(WRITTEN EXERCISE) Reply with the count of lines holding "body", nothing more.

## Begin

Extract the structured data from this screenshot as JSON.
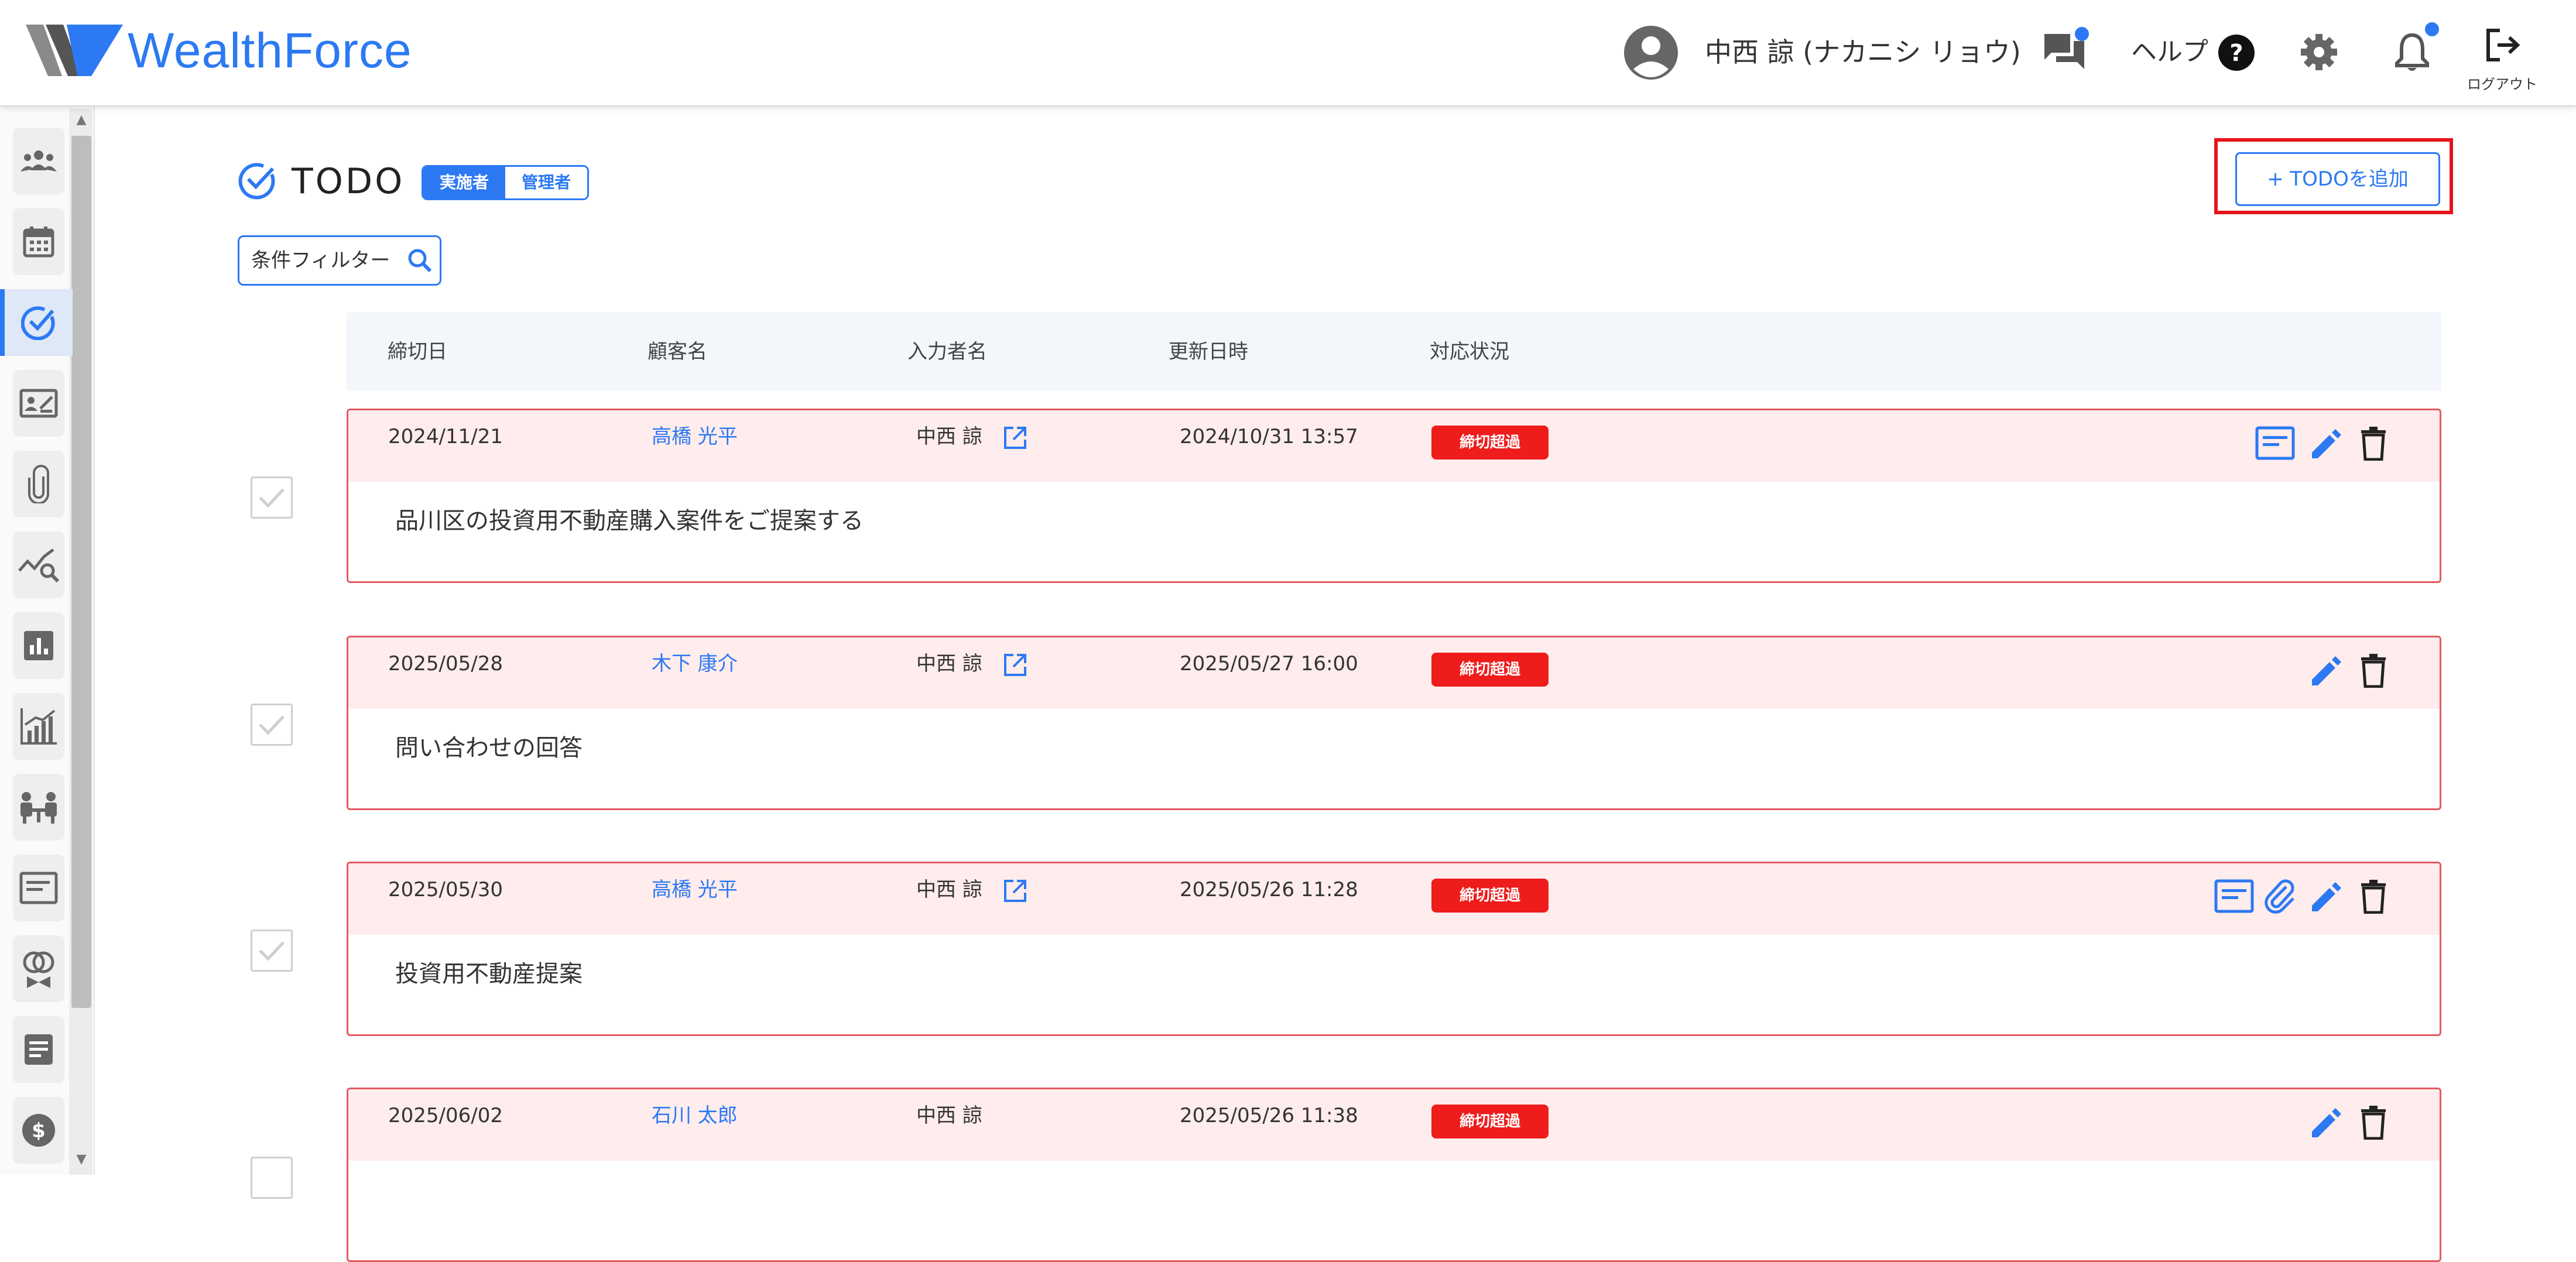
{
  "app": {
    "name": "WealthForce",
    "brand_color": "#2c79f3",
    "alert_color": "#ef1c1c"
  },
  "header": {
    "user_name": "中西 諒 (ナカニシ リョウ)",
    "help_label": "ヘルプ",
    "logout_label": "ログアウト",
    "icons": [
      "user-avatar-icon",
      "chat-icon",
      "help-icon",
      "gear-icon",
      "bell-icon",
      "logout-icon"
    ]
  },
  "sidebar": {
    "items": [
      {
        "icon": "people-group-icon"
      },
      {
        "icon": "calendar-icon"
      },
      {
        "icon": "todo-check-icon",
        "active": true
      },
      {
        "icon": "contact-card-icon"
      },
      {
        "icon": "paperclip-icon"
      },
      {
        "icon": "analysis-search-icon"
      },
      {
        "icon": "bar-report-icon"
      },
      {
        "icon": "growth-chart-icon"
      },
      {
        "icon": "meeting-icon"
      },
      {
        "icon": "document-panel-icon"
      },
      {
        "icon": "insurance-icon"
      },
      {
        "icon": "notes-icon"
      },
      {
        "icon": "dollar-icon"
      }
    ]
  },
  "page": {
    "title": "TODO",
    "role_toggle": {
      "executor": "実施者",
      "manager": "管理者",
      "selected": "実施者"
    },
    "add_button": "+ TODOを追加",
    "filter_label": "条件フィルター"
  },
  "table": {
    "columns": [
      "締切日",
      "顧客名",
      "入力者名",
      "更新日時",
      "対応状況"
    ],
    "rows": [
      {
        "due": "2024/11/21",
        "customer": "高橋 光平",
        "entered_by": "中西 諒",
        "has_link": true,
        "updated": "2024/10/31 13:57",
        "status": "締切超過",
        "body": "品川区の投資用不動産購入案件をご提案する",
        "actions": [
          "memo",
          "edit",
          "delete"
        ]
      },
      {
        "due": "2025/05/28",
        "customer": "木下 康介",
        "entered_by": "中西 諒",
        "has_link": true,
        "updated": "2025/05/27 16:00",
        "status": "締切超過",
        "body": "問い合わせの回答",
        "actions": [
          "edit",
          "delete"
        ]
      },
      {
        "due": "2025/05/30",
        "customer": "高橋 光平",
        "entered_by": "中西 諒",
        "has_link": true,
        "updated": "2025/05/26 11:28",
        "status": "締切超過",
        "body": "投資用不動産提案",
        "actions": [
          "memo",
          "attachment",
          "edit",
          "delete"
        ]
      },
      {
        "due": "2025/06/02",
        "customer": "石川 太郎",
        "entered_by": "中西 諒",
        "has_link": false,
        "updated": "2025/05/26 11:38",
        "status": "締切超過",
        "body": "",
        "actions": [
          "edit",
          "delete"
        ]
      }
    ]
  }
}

## End
## Begin

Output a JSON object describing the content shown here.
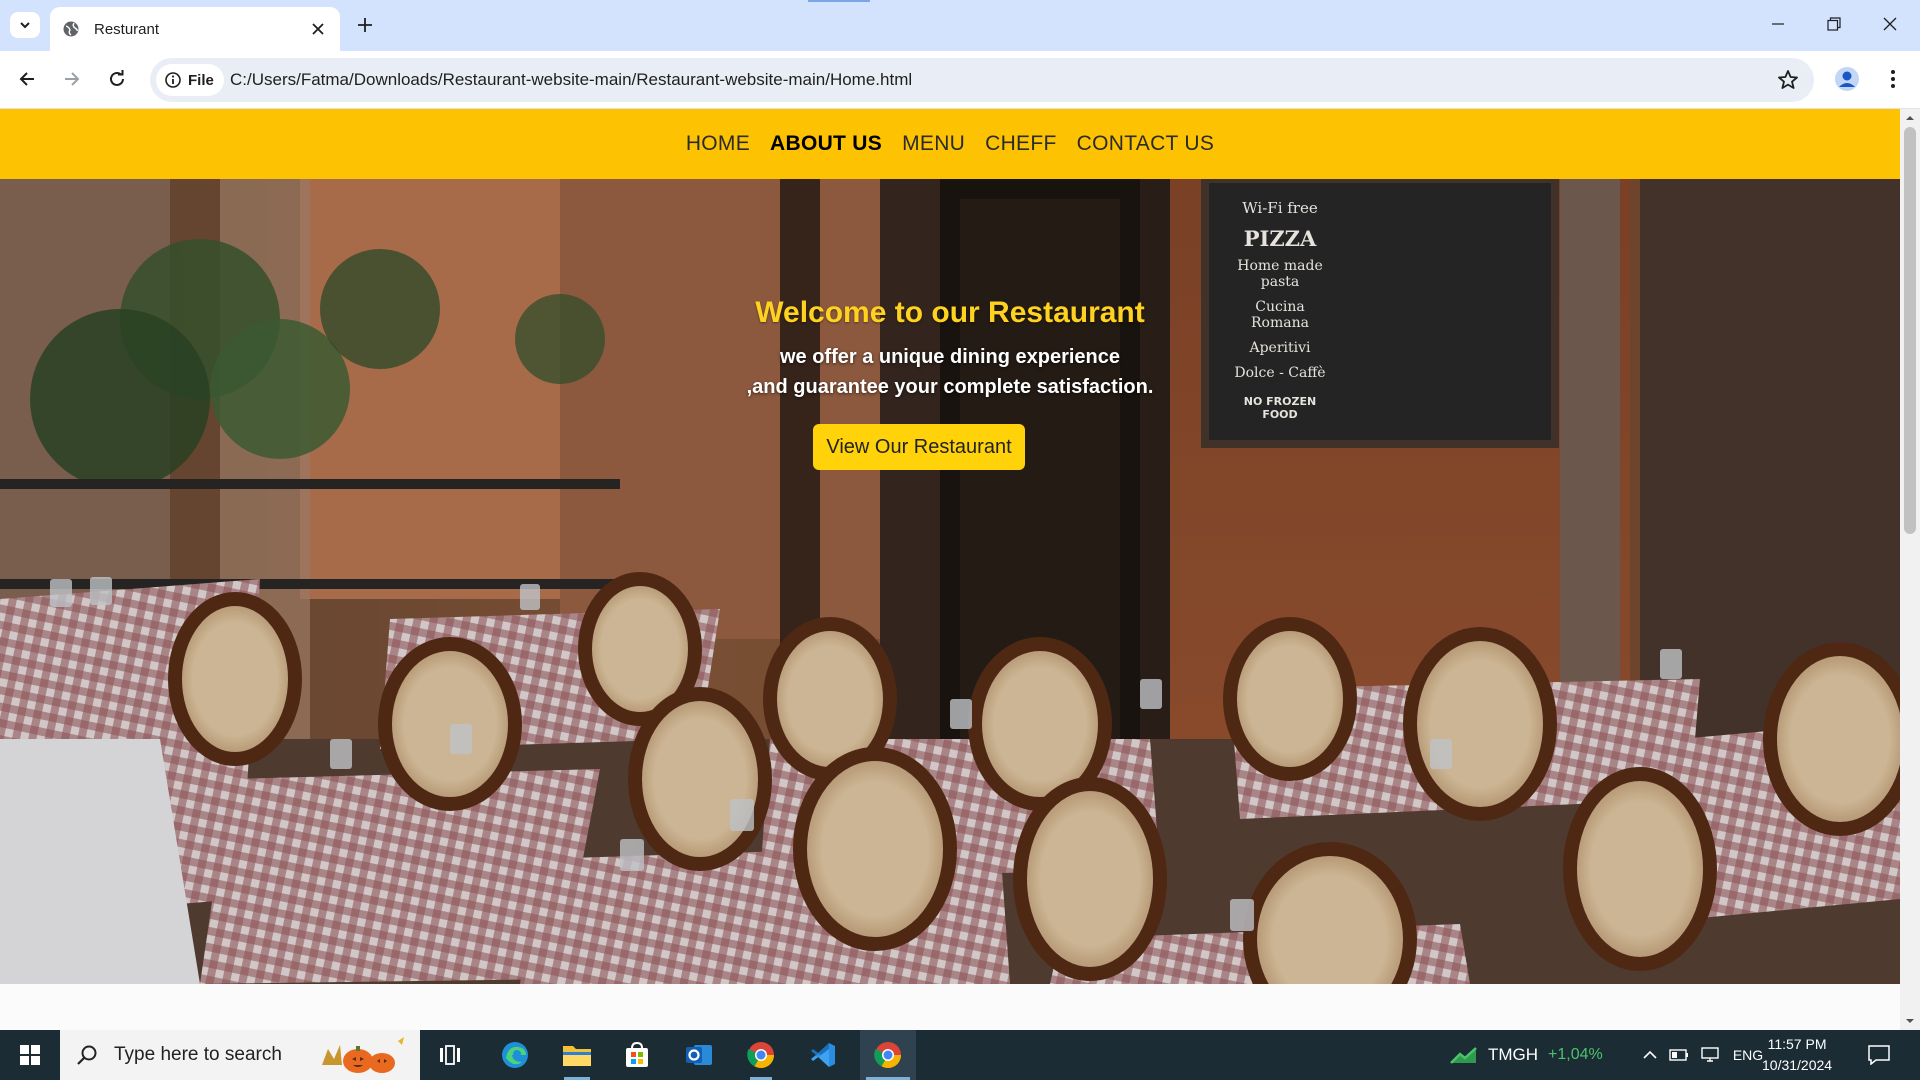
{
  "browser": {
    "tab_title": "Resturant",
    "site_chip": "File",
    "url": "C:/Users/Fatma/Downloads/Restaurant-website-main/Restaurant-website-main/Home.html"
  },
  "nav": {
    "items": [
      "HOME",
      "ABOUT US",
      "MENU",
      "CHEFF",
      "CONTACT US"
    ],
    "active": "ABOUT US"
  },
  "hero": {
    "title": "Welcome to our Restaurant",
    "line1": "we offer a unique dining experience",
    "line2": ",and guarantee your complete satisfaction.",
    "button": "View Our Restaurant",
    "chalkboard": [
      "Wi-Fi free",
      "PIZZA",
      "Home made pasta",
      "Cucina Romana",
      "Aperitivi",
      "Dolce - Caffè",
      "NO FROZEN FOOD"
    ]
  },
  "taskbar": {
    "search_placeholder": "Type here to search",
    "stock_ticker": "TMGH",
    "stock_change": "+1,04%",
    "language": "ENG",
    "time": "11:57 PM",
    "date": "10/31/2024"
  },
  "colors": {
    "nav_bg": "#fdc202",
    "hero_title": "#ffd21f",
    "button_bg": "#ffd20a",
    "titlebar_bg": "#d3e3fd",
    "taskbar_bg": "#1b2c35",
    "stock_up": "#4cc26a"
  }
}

## End
## Begin

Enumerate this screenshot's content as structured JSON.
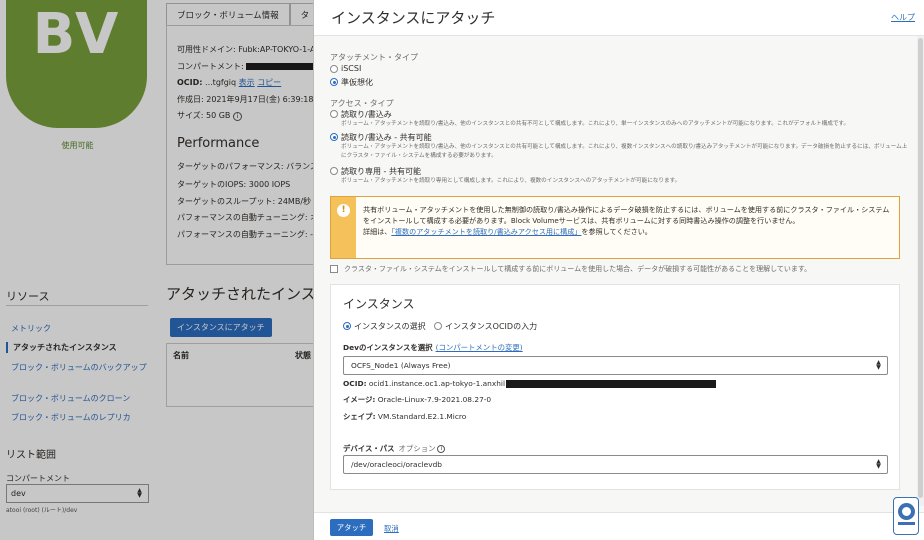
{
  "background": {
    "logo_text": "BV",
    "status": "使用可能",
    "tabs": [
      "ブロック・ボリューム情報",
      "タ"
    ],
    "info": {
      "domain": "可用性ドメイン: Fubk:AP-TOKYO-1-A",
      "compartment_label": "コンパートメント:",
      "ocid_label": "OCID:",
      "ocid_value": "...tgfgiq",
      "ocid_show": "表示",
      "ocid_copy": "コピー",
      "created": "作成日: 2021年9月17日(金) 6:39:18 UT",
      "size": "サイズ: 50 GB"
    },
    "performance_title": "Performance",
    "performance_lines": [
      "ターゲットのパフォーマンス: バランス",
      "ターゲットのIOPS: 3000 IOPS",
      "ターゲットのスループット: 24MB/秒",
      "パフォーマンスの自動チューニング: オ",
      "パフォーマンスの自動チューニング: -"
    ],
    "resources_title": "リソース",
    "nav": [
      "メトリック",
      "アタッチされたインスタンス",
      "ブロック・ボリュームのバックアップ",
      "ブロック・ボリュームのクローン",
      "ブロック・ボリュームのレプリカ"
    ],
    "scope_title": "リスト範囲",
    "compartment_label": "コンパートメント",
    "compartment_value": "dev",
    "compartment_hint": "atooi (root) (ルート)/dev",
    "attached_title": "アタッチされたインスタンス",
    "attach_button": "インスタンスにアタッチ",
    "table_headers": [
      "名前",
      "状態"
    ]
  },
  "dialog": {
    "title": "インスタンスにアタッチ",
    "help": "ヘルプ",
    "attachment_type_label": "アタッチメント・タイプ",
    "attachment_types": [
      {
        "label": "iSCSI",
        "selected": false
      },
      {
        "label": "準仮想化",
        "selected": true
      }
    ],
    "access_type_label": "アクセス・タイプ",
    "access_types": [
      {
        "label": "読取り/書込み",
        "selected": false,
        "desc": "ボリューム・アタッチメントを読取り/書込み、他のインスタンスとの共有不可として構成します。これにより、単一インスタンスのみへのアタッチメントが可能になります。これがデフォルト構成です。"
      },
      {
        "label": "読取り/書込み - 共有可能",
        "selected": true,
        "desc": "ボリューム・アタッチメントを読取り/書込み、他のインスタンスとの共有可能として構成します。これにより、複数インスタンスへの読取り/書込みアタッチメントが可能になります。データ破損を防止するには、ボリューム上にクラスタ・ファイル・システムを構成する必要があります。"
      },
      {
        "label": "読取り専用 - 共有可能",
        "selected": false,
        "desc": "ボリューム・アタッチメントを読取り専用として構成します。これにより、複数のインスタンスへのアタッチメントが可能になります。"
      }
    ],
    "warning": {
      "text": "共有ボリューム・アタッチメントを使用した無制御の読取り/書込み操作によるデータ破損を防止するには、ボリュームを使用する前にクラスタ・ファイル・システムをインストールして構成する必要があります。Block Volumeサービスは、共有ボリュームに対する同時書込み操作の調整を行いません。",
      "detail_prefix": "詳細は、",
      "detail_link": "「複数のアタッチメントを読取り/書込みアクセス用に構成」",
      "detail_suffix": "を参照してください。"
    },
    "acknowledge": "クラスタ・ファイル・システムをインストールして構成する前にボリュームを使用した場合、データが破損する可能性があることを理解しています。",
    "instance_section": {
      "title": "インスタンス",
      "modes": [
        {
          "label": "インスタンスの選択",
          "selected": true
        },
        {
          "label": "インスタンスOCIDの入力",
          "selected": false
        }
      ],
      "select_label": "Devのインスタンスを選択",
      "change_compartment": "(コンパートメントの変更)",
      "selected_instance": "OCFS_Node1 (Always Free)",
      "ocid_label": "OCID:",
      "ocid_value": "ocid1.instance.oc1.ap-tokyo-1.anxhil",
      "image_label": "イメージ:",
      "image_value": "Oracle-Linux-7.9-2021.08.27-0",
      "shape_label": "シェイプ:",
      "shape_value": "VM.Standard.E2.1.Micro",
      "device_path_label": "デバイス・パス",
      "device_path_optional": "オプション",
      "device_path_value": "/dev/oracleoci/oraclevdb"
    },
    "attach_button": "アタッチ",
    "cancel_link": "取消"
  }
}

## End

(ANSWER BELOW) 4